◆ **Problem details**
Locate each line below that includes "content" and reproduce it.

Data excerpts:
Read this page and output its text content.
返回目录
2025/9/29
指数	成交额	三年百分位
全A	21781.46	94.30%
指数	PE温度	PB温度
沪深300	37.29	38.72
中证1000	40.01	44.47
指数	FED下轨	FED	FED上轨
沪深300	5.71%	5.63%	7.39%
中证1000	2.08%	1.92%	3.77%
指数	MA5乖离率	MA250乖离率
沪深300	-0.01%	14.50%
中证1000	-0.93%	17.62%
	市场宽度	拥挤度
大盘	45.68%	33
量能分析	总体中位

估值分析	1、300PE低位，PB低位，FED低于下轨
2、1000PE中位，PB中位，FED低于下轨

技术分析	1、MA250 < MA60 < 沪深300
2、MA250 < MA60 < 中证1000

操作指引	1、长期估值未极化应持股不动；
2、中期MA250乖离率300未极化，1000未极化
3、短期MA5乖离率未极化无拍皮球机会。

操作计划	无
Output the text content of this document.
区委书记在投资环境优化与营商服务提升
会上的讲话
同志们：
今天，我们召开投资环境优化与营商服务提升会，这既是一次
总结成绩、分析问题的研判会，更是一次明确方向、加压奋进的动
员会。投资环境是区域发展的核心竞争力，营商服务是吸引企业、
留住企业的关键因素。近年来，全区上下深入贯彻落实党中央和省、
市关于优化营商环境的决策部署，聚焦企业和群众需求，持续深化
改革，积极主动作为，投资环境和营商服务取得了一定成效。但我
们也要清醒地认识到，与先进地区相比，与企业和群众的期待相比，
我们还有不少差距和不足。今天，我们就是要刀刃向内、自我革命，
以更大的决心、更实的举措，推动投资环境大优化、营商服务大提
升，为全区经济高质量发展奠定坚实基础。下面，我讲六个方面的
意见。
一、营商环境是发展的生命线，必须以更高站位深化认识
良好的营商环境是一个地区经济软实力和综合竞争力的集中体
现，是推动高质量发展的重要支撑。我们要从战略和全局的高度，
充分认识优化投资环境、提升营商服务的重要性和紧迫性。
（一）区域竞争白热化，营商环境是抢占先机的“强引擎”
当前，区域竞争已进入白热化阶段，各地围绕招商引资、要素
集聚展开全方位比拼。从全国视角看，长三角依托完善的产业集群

◆ **Response for this exercise**
Read this page and output its text content.
Output the text content of this document.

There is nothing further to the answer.